Select the lines that contain "text" and copy each of them.

GIVEN RECORDS:

§ §

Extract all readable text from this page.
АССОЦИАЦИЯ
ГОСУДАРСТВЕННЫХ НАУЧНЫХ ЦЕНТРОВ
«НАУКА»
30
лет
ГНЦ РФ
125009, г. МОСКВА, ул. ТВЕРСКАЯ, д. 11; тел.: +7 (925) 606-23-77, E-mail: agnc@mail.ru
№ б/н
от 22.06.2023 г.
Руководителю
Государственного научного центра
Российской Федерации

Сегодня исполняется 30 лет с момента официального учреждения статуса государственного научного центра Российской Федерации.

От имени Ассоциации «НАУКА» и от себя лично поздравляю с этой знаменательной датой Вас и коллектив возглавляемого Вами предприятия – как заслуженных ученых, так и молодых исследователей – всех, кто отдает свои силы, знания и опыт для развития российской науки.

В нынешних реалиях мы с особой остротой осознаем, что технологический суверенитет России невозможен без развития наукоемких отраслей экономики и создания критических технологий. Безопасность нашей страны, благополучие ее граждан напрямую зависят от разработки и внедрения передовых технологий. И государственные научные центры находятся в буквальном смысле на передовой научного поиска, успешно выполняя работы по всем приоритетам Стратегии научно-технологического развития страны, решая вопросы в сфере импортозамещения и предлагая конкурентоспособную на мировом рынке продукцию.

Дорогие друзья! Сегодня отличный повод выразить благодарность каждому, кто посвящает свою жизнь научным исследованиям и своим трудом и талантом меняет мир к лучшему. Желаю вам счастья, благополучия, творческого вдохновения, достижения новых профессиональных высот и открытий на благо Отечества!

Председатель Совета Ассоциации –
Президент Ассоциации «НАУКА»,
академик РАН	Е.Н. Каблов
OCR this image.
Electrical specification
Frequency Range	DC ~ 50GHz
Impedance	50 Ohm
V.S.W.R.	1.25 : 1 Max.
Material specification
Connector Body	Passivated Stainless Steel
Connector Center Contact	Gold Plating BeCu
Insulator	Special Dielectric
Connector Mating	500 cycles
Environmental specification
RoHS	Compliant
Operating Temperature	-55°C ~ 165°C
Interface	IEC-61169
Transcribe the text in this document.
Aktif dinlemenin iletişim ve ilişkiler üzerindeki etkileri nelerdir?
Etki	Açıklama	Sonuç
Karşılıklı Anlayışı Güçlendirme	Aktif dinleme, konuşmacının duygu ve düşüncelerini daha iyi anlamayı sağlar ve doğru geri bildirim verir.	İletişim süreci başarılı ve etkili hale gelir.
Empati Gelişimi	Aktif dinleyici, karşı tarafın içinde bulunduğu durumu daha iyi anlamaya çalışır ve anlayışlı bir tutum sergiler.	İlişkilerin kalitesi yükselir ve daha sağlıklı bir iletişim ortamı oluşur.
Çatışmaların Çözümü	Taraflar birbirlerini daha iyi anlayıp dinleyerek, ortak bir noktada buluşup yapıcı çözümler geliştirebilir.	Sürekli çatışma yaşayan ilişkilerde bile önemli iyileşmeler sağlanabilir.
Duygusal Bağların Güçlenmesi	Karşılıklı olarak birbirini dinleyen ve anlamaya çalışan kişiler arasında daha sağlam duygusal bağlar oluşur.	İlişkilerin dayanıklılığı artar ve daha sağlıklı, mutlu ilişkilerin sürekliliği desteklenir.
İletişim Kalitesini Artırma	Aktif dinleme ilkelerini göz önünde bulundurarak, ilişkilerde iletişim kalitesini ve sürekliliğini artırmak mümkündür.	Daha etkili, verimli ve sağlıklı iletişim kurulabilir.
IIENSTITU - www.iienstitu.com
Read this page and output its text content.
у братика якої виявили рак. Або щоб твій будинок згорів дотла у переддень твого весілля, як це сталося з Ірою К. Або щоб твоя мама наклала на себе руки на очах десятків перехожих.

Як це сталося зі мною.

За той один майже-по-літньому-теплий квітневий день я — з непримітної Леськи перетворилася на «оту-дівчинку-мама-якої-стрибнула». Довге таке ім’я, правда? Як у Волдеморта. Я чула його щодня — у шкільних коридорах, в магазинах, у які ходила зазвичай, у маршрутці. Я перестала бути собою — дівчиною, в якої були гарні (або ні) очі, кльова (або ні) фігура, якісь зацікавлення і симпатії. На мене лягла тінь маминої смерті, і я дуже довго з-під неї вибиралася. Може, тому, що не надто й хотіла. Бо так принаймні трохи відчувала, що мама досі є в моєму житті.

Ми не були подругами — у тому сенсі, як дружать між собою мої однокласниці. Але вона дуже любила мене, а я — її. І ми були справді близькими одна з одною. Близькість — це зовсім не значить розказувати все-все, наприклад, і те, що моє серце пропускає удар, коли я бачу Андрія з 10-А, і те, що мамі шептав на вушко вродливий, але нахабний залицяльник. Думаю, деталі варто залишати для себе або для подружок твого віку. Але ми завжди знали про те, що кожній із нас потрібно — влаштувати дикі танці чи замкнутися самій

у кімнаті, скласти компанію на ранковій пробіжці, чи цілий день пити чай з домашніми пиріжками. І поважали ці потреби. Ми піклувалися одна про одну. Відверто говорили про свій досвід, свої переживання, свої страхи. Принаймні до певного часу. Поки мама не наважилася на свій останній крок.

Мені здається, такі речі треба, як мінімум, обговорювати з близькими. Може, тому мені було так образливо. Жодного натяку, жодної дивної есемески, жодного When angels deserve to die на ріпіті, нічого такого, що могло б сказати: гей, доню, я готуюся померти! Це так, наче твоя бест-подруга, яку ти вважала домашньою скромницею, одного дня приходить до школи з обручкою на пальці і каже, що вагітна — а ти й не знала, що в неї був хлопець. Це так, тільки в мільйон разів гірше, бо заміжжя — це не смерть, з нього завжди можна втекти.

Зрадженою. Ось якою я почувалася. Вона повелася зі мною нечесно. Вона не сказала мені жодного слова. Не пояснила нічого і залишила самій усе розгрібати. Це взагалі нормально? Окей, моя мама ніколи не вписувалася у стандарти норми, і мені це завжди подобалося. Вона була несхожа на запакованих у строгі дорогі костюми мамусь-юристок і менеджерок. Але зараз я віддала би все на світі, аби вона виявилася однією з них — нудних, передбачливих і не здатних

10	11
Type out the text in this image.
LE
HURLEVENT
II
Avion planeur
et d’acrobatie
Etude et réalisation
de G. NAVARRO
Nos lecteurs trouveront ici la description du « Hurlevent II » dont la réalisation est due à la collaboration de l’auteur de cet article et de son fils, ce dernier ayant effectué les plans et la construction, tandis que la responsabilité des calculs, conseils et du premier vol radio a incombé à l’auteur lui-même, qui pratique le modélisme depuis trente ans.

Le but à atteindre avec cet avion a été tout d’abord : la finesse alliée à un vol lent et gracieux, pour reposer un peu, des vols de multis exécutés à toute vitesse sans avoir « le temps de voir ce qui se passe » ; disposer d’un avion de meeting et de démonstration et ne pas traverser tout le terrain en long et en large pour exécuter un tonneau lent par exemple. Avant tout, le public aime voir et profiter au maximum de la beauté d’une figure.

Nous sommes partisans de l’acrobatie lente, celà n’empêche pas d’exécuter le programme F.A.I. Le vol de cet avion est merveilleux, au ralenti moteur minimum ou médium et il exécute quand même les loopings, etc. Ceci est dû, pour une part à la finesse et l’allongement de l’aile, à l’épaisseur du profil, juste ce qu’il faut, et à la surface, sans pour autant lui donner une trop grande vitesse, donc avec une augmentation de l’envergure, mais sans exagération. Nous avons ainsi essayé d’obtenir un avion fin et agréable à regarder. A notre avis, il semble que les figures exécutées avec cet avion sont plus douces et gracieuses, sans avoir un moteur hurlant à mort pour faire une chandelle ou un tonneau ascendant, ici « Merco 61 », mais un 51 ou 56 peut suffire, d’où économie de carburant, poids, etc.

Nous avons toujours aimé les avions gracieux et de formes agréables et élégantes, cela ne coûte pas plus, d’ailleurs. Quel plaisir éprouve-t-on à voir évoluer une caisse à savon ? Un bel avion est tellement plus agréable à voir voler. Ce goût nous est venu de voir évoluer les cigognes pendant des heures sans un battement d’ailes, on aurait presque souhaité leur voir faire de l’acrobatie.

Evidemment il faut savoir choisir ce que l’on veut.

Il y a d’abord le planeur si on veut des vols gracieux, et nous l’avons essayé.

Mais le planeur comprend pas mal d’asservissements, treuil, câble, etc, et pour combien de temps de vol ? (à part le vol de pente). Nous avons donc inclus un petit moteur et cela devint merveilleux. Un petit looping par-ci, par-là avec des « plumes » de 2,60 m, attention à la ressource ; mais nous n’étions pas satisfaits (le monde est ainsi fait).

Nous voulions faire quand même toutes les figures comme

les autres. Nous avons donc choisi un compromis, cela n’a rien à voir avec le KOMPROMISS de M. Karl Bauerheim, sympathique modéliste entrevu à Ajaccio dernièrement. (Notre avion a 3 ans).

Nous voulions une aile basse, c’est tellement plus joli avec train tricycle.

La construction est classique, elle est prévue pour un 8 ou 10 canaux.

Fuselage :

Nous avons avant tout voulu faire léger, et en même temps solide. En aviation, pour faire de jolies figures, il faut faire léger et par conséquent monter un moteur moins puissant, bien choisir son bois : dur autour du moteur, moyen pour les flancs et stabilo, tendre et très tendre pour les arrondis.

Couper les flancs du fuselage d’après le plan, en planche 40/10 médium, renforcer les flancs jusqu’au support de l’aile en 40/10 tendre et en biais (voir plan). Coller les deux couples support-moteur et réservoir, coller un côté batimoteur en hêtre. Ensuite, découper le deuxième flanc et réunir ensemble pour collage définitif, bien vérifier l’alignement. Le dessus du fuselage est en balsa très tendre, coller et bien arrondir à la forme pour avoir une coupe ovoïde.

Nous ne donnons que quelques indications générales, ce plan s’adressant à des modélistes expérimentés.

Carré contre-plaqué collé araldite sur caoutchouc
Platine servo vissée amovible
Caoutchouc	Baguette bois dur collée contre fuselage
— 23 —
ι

§ §

TASK SOLUTION:
Extract all readable text from this page.
Transcribe the text in this document.
Read this page and output its text content.
Type out the text in this image.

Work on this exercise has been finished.